§ **What to produce**
Identify the lines holding "quàm" and copy them.

(Recorded data)
================================
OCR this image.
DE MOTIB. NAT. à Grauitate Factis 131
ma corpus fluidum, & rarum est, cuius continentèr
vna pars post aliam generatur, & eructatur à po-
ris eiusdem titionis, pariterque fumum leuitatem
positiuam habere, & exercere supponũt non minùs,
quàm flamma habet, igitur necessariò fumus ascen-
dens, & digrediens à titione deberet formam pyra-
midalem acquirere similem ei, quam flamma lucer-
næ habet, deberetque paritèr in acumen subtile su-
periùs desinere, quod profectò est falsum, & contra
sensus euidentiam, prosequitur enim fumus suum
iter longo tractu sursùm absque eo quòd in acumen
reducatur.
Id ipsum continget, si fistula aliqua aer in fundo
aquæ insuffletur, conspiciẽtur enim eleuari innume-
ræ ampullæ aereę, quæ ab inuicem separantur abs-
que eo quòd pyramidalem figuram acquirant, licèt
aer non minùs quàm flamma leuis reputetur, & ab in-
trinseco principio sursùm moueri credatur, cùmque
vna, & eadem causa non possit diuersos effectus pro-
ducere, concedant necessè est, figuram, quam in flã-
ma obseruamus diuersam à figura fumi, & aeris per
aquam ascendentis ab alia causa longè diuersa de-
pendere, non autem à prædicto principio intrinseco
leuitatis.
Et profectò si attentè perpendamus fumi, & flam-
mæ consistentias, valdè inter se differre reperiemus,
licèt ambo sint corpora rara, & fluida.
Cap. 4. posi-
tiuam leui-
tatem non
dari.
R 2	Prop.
================================
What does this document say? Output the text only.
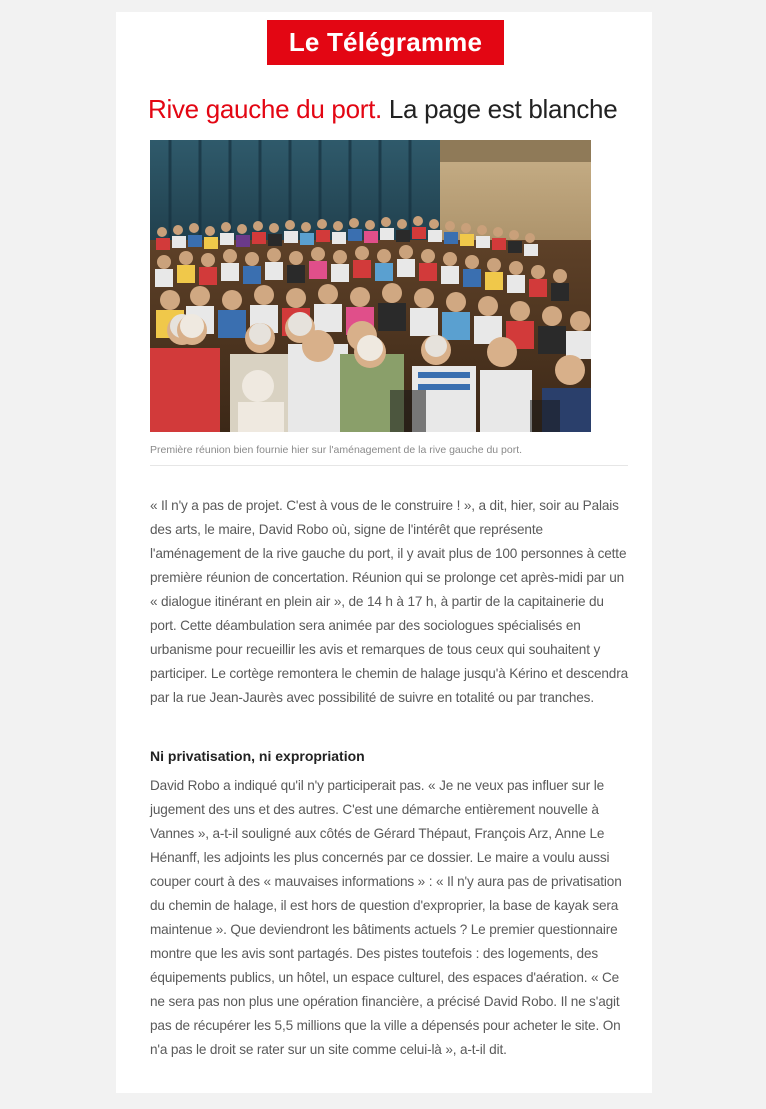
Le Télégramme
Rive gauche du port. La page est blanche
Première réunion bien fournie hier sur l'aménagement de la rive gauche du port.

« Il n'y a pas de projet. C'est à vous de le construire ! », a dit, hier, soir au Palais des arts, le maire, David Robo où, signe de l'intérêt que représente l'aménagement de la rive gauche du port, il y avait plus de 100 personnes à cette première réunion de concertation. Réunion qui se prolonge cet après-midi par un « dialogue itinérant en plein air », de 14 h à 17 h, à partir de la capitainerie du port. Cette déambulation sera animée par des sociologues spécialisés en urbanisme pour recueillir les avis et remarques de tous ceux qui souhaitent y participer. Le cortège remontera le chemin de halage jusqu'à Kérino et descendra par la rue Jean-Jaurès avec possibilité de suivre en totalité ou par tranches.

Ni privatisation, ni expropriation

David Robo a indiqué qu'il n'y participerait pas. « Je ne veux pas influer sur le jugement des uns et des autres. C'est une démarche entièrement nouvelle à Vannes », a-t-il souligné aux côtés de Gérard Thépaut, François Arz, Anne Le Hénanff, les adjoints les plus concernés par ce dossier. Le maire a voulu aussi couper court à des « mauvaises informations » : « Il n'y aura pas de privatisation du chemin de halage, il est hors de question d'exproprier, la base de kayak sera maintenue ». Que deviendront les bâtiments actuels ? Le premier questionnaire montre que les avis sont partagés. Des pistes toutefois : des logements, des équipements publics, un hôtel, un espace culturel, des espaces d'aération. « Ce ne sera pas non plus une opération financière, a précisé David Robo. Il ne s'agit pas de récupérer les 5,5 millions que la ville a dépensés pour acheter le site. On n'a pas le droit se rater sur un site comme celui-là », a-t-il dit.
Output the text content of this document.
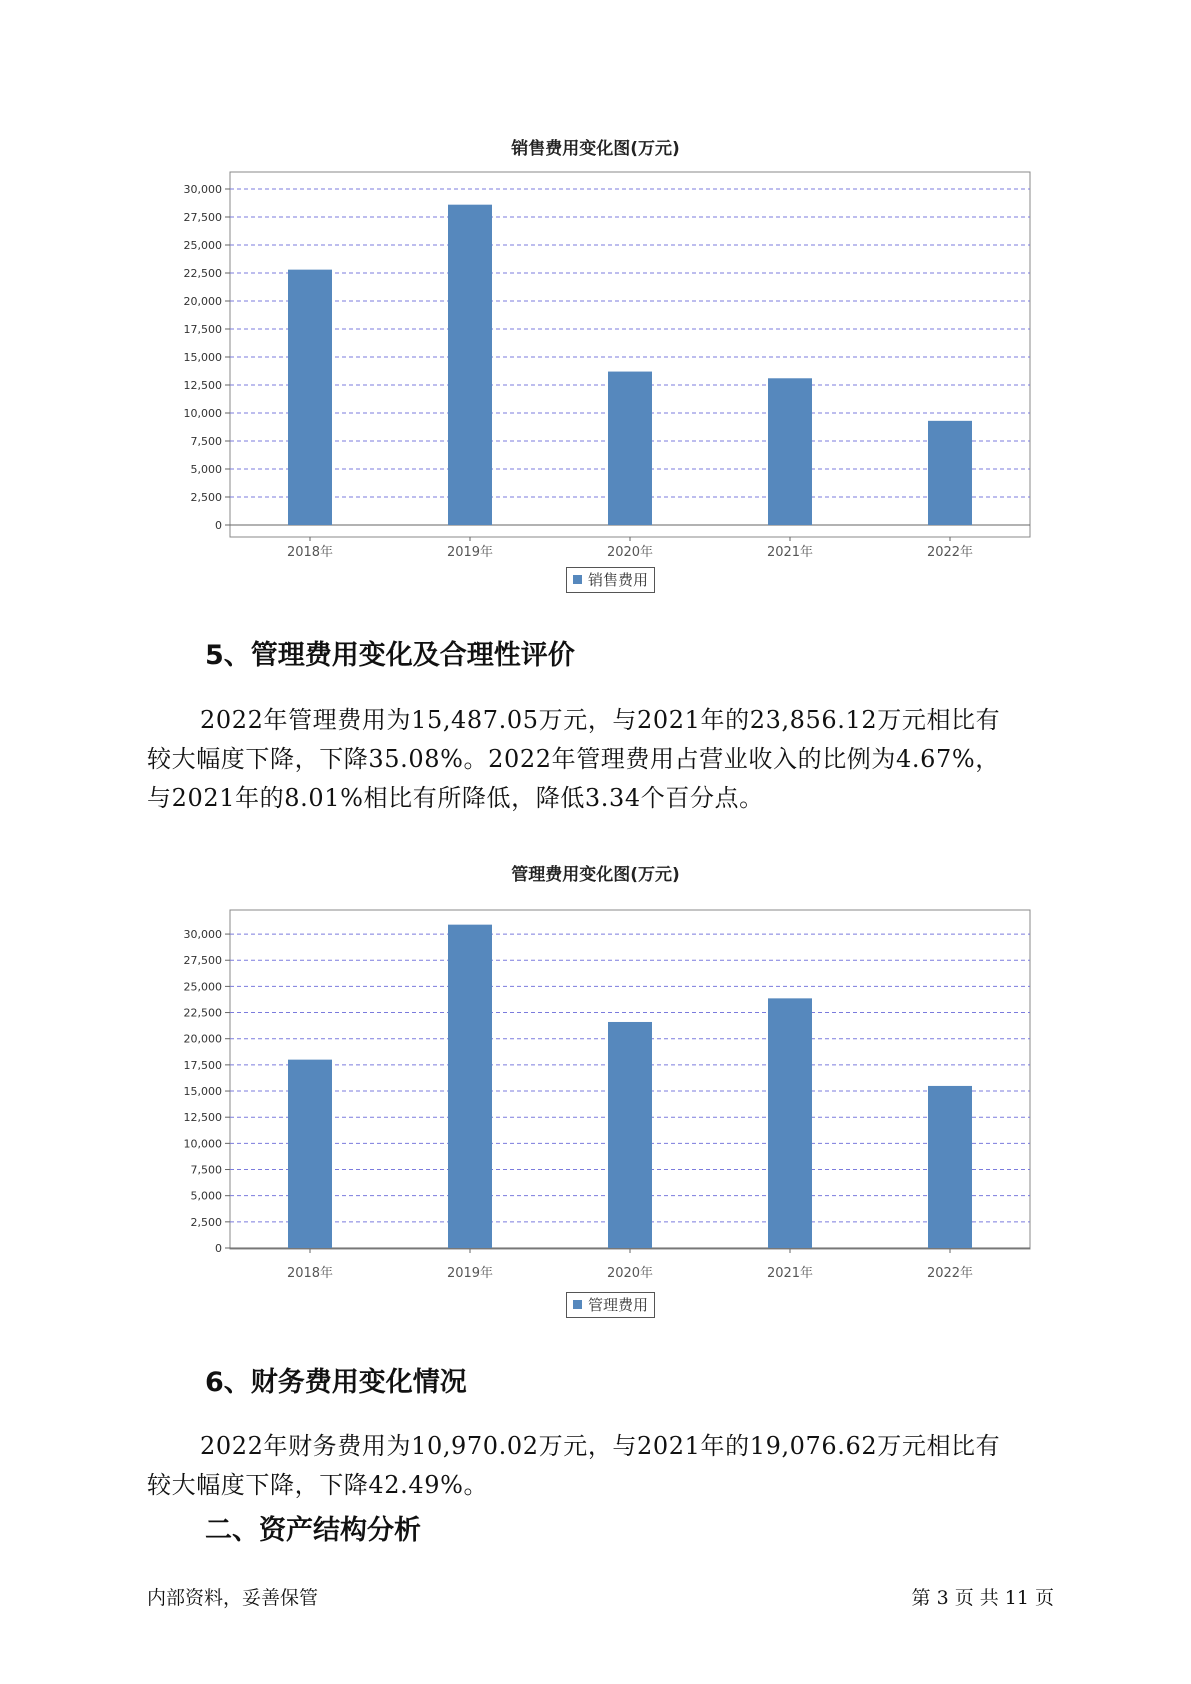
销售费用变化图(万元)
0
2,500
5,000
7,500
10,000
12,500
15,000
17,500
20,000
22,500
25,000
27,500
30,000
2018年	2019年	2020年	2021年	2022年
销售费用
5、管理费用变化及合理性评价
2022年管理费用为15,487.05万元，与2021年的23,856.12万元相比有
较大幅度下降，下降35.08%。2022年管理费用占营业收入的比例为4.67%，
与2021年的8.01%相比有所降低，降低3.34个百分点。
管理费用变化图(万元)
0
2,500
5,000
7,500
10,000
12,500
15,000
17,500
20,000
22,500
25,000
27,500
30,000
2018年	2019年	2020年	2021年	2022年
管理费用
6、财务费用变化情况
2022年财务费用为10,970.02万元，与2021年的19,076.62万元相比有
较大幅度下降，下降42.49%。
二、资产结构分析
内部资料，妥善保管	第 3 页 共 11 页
================================
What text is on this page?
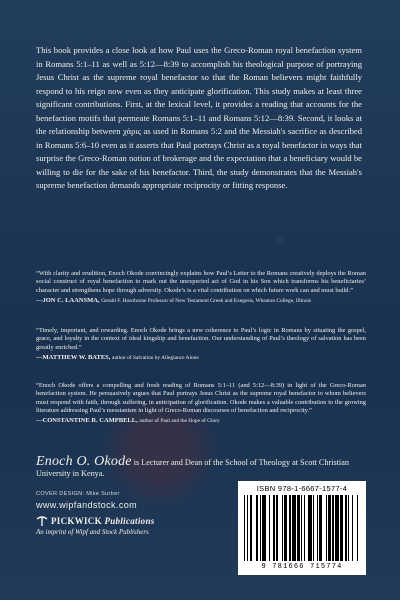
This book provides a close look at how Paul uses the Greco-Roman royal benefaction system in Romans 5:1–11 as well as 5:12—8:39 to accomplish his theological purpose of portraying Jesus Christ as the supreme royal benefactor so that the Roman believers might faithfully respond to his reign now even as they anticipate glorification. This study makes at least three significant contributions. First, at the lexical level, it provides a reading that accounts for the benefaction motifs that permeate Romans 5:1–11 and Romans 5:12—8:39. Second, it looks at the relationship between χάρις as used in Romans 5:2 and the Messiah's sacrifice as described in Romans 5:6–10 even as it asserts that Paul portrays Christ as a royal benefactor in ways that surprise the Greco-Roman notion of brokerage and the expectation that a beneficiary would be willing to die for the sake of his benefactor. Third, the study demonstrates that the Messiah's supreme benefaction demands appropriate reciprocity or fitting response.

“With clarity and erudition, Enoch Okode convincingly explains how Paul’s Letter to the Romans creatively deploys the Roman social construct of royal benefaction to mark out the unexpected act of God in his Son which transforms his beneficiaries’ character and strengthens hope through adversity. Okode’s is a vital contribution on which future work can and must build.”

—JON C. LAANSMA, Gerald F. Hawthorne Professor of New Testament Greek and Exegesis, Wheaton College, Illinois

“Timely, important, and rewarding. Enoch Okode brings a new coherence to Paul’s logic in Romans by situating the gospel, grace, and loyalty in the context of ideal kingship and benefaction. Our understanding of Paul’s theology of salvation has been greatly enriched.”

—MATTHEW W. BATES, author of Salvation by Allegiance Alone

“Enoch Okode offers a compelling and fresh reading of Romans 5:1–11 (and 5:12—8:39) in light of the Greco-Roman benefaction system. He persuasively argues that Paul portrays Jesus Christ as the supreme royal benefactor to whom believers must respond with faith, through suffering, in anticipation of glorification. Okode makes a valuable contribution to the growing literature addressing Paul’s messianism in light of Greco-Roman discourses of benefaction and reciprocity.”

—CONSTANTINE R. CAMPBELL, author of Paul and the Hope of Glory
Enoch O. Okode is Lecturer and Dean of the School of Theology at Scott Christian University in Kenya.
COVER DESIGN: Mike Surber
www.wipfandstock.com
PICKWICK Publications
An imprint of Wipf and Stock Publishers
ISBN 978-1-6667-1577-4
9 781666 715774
================================
§ **Result of this task**
quàm flamma habet, igitur necessariò fumus ascen-
aer non minùs quàm flamma leuis reputetur, & ab in-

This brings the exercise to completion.